## WRITTEN EXERCISE
Write out every entry, unchanged. Skip any picture.

____ EXTRACTED INFORMATION

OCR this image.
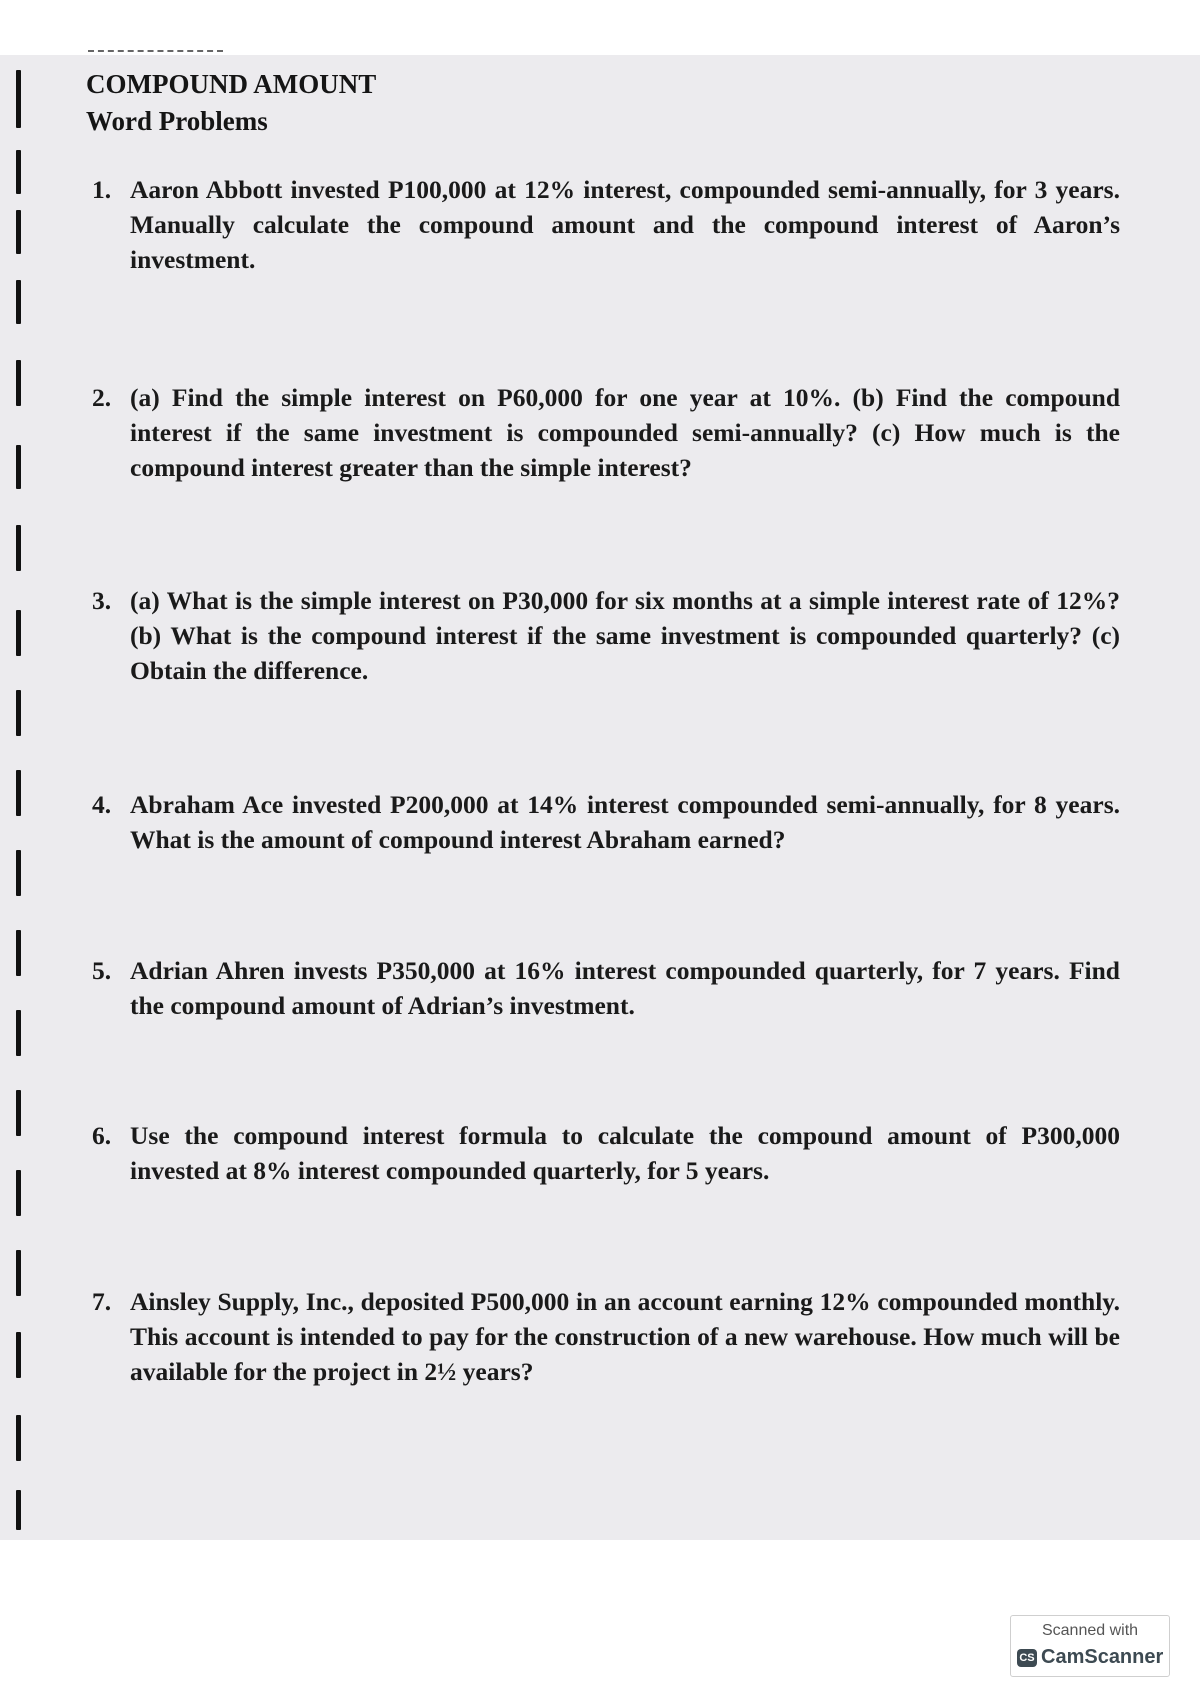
COMPOUND AMOUNT
Word Problems
1. Aaron Abbott invested P100,000 at 12% interest, compounded semi-annually, for 3 years. Manually calculate the compound amount and the compound interest of Aaron’s investment.
2. (a) Find the simple interest on P60,000 for one year at 10%. (b) Find the compound interest if the same investment is compounded semi-annually? (c) How much is the compound interest greater than the simple interest?
3. (a) What is the simple interest on P30,000 for six months at a simple interest rate of 12%? (b) What is the compound interest if the same investment is compounded quarterly? (c) Obtain the difference.
4. Abraham Ace invested P200,000 at 14% interest compounded semi-annually, for 8 years. What is the amount of compound interest Abraham earned?
5. Adrian Ahren invests P350,000 at 16% interest compounded quarterly, for 7 years. Find the compound amount of Adrian’s investment.
6. Use the compound interest formula to calculate the compound amount of P300,000 invested at 8% interest compounded quarterly, for 5 years.
7. Ainsley Supply, Inc., deposited P500,000 in an account earning 12% compounded monthly. This account is intended to pay for the construction of a new warehouse. How much will be available for the project in 2½ years?
Scanned with
CS CamScanner
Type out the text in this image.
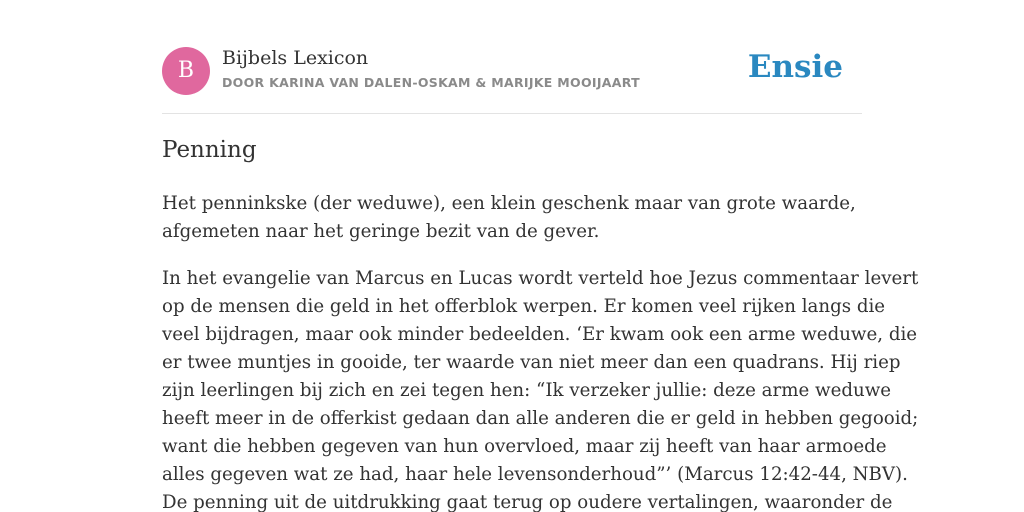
B	Bijbels Lexicon
DOOR KARINA VAN DALEN-OSKAM & MARIJKE MOOIJAART	Ensie
Penning

Het penninkske (der weduwe), een klein geschenk maar van grote waarde,
afgemeten naar het geringe bezit van de gever.

In het evangelie van Marcus en Lucas wordt verteld hoe Jezus commentaar levert
op de mensen die geld in het offerblok werpen. Er komen veel rijken langs die
veel bijdragen, maar ook minder bedeelden. ‘Er kwam ook een arme weduwe, die
er twee muntjes in gooide, ter waarde van niet meer dan een quadrans. Hij riep
zijn leerlingen bij zich en zei tegen hen: “Ik verzeker jullie: deze arme weduwe
heeft meer in de offerkist gedaan dan alle anderen die er geld in hebben gegooid;
want die hebben gegeven van hun overvloed, maar zij heeft van haar armoede
alles gegeven wat ze had, haar hele levensonderhoud”’ (Marcus 12:42-44, NBV).
De penning uit de uitdrukking gaat terug op oudere vertalingen, waaronder de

________

## COMPLETE RESPONSE
OCR this image.
COMPOUND AMOUNT
Word Problems
1. Aaron Abbott invested P100,000 at 12% interest, compounded semi-annually, for 3 years. Manually calculate the compound amount and the compound interest of Aaron’s investment.
2. (a) Find the simple interest on P60,000 for one year at 10%. (b) Find the compound interest if the same investment is compounded semi-annually? (c) How much is the compound interest greater than the simple interest?
3. (a) What is the simple interest on P30,000 for six months at a simple interest rate of 12%? (b) What is the compound interest if the same investment is compounded quarterly? (c) Obtain the difference.
4. Abraham Ace invested P200,000 at 14% interest compounded semi-annually, for 8 years. What is the amount of compound interest Abraham earned?
5. Adrian Ahren invests P350,000 at 16% interest compounded quarterly, for 7 years. Find the compound amount of Adrian’s investment.
6. Use the compound interest formula to calculate the compound amount of P300,000 invested at 8% interest compounded quarterly, for 5 years.
7. Ainsley Supply, Inc., deposited P500,000 in an account earning 12% compounded monthly. This account is intended to pay for the construction of a new warehouse. How much will be available for the project in 2½ years?
Scanned with
CS CamScanner
Type out the text in this image.
B	Bijbels Lexicon
DOOR KARINA VAN DALEN-OSKAM & MARIJKE MOOIJAART	Ensie
Penning

Het penninkske (der weduwe), een klein geschenk maar van grote waarde,
afgemeten naar het geringe bezit van de gever.

In het evangelie van Marcus en Lucas wordt verteld hoe Jezus commentaar levert
op de mensen die geld in het offerblok werpen. Er komen veel rijken langs die
veel bijdragen, maar ook minder bedeelden. ‘Er kwam ook een arme weduwe, die
er twee muntjes in gooide, ter waarde van niet meer dan een quadrans. Hij riep
zijn leerlingen bij zich en zei tegen hen: “Ik verzeker jullie: deze arme weduwe
heeft meer in de offerkist gedaan dan alle anderen die er geld in hebben gegooid;
want die hebben gegeven van hun overvloed, maar zij heeft van haar armoede
alles gegeven wat ze had, haar hele levensonderhoud”’ (Marcus 12:42-44, NBV).
De penning uit de uitdrukking gaat terug op oudere vertalingen, waaronder de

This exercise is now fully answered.